THE RECORDS.
++++

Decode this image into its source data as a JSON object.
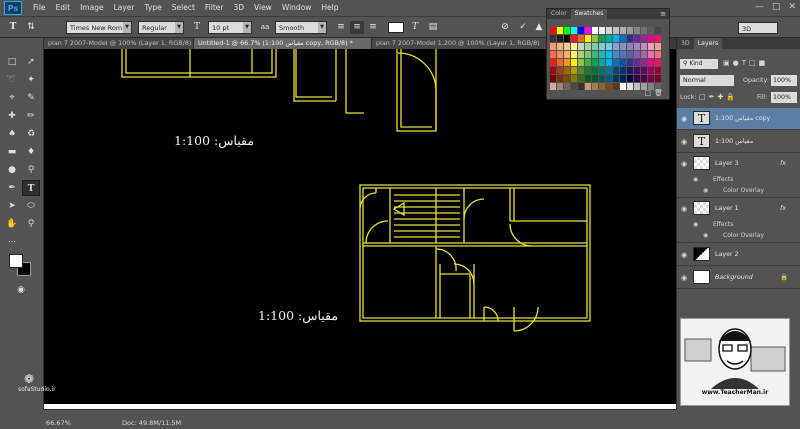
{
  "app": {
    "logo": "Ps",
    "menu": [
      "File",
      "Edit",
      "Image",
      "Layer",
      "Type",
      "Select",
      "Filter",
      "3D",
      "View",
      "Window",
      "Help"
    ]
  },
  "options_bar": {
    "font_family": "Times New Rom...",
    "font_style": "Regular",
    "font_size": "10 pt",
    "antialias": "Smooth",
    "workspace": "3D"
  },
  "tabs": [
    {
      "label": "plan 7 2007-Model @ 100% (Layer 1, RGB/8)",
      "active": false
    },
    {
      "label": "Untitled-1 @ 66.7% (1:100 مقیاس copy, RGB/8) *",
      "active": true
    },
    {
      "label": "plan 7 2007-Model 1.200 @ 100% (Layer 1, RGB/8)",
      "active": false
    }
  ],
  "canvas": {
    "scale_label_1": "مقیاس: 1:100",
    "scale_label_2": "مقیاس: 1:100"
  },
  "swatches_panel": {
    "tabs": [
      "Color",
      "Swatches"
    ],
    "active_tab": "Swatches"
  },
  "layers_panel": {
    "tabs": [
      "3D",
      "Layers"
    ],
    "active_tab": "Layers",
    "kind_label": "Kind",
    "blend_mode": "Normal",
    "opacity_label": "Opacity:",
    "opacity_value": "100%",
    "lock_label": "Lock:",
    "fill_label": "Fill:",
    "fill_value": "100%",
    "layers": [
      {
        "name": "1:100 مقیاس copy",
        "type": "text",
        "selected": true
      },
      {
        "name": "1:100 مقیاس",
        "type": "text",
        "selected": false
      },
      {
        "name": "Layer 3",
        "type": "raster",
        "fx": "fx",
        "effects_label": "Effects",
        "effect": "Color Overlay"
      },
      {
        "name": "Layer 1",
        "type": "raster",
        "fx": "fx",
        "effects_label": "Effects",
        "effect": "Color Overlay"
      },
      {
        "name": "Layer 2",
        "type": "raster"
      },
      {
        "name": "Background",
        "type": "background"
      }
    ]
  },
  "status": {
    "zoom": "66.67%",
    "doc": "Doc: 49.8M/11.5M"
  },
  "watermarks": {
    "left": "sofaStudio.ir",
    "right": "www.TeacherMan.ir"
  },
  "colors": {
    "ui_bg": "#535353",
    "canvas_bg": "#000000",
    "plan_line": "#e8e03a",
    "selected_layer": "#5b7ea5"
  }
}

++++

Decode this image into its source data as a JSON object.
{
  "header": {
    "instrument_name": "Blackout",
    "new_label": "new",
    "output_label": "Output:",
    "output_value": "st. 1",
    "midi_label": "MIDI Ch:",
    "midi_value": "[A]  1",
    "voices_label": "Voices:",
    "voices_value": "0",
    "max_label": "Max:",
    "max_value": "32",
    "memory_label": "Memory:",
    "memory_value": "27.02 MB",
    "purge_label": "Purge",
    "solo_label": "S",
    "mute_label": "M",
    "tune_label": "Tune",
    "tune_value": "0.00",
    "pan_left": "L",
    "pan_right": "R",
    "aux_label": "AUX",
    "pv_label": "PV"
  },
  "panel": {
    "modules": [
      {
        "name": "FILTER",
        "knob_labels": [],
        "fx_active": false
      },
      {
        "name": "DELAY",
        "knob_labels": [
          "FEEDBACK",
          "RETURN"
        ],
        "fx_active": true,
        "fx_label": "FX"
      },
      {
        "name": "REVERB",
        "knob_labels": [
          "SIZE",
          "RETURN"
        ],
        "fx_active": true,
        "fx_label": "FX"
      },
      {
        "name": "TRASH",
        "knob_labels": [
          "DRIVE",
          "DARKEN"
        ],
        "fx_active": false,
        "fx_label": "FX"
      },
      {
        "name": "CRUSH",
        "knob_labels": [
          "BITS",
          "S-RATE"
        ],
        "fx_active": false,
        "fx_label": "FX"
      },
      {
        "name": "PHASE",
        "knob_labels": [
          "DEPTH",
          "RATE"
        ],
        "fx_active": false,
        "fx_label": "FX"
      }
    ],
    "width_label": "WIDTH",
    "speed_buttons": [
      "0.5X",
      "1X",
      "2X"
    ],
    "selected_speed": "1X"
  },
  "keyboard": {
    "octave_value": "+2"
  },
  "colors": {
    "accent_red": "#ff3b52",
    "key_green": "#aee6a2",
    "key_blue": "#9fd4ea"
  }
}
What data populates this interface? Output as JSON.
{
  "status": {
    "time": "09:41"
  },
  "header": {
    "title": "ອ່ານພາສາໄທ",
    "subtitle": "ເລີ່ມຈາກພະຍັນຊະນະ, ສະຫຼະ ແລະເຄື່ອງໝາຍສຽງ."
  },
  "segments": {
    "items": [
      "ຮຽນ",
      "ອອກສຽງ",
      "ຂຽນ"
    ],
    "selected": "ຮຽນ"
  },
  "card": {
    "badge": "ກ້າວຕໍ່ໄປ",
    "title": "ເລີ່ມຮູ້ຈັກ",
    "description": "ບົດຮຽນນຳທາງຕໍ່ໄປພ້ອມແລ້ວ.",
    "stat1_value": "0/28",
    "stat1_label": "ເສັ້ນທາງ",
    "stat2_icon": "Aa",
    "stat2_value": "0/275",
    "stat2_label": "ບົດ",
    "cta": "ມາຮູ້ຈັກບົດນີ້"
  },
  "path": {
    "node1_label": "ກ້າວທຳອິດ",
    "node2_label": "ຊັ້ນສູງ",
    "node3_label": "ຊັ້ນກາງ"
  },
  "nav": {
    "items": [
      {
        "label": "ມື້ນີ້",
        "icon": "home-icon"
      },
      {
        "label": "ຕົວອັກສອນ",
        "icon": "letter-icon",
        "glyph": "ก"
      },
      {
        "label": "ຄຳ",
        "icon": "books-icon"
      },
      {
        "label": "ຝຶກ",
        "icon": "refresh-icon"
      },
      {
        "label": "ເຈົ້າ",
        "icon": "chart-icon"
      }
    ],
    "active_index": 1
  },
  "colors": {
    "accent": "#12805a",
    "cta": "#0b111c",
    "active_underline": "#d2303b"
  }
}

++++

WHAT YOU WILL DO. State how many lines in the entries above include the word "true"; reply with the number alone.

FULL RESPONSE. 4